● **Problem statement**
Extract verbatim the part of the data that opens with the line containing "Segment this screenshot: for" and closes with the line containing "conference-id-label: Conference ID", including both of those lines.
-- START OF Data extract --
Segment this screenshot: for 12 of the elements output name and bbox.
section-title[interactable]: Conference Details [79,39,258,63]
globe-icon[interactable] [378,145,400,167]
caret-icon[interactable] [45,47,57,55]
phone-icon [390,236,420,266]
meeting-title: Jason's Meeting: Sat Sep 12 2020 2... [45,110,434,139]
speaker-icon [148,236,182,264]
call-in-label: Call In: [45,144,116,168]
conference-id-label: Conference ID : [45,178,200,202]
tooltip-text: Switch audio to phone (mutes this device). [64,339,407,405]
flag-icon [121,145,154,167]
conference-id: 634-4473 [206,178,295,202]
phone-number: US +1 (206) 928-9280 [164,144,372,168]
-- END OF Data extract --
-- START OF Data extract --
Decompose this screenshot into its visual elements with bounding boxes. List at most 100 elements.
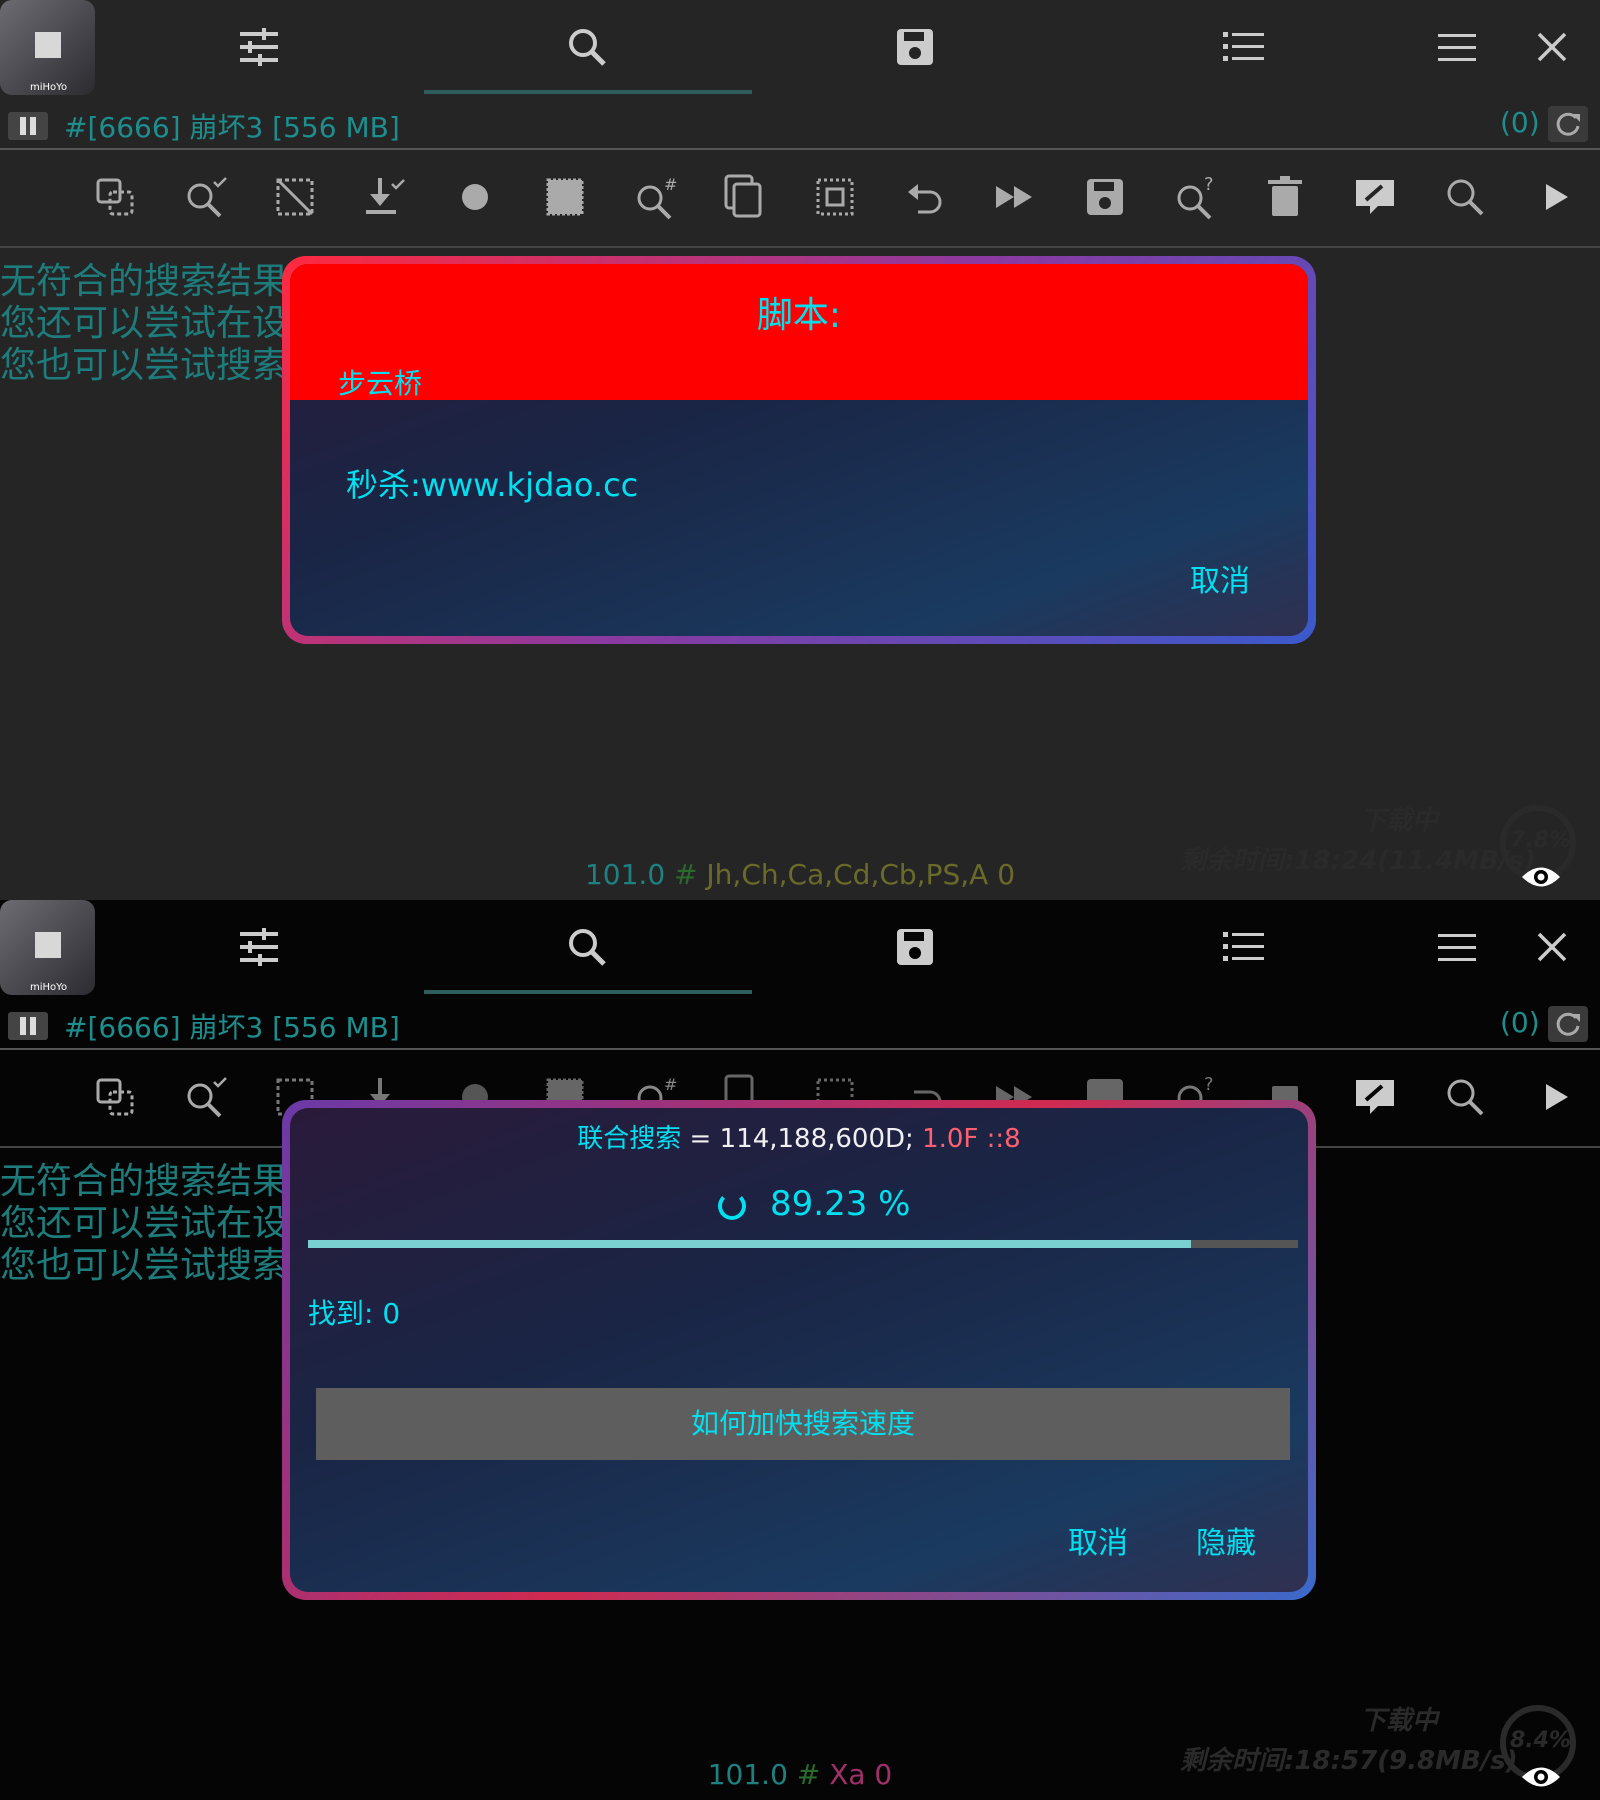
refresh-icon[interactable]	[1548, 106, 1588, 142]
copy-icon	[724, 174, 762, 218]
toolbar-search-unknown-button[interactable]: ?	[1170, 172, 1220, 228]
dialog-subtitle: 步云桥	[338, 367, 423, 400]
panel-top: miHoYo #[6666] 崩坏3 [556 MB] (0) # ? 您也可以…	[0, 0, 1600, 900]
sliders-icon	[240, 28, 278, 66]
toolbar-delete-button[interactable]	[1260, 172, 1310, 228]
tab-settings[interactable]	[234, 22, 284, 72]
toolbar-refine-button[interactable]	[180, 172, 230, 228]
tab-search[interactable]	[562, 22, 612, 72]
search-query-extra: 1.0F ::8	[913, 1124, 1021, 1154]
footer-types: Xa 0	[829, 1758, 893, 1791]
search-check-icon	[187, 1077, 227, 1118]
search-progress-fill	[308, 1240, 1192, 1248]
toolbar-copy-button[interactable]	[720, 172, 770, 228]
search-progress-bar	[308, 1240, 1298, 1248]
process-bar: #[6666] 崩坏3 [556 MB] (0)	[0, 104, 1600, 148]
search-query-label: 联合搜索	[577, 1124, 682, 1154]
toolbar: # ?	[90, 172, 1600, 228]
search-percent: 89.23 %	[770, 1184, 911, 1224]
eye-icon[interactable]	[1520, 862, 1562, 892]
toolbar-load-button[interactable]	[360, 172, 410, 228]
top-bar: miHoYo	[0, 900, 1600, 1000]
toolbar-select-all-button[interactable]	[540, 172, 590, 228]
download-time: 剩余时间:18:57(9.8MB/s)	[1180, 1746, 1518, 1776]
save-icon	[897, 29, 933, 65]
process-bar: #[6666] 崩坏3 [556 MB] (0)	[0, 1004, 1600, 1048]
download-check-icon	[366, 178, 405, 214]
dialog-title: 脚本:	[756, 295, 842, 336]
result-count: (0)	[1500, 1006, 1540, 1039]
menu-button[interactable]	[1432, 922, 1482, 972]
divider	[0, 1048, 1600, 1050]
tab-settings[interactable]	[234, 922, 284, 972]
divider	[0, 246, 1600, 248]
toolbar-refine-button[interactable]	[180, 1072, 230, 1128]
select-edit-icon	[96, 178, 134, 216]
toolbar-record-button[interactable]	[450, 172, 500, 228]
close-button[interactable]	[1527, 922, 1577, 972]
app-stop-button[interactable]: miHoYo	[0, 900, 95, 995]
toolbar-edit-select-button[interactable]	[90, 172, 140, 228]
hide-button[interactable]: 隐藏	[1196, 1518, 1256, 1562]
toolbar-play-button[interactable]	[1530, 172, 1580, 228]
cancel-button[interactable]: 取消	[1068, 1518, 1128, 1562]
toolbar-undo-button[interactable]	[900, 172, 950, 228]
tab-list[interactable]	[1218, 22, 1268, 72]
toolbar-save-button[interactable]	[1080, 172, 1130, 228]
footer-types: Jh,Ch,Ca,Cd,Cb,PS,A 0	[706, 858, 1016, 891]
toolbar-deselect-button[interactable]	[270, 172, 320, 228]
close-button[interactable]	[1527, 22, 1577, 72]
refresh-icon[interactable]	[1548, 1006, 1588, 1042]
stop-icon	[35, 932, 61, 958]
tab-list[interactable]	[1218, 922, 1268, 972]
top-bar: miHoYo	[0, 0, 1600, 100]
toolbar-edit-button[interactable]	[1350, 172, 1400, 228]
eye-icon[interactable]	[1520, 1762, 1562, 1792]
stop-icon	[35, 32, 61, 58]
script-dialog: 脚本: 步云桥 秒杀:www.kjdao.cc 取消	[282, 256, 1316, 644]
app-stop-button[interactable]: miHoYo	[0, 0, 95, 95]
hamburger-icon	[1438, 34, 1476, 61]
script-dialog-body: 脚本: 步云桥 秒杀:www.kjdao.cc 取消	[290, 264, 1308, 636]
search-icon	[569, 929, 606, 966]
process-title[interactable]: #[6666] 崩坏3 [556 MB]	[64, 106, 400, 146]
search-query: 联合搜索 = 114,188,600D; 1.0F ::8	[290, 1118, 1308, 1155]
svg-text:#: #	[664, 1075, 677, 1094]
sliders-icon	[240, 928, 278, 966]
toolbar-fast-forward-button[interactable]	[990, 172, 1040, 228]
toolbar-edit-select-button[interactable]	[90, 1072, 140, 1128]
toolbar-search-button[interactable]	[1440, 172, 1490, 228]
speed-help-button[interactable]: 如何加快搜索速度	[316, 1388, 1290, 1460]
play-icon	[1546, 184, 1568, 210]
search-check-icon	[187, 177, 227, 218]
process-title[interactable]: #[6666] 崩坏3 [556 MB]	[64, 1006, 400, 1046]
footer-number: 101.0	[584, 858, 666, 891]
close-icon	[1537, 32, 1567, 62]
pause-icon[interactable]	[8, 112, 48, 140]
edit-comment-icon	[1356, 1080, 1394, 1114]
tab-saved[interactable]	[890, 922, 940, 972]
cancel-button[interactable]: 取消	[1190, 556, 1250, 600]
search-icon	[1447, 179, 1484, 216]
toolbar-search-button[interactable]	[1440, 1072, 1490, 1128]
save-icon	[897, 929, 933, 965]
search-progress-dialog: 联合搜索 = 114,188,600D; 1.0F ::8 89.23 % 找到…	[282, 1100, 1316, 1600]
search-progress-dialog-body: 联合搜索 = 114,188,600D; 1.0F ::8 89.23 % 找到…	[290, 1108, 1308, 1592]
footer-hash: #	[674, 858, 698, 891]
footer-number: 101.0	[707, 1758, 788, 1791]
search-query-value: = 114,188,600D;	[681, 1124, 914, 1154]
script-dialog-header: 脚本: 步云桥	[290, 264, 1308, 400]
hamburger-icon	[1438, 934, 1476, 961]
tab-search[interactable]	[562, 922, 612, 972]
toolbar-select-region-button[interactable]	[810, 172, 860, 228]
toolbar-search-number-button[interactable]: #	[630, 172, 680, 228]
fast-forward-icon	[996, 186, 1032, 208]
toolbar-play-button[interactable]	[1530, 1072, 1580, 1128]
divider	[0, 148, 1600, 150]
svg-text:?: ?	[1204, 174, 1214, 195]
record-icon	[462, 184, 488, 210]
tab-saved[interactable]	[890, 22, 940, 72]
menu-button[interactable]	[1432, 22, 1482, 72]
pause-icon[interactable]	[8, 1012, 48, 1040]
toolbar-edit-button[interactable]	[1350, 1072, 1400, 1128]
-- END OF Data extract --
● **Task response**
Segment this screenshot: for 12 of the elements output name and bbox.
section-title[interactable]: Conference Details [79,39,258,63]
globe-icon[interactable] [378,145,400,167]
caret-icon[interactable] [45,47,57,55]
phone-icon [390,236,420,266]
meeting-title: Jason's Meeting: Sat Sep 12 2020 2... [45,110,434,139]
speaker-icon [148,236,182,264]
call-in-label: Call In: [45,144,116,168]
conference-id-label: Conference ID : [45,178,200,202]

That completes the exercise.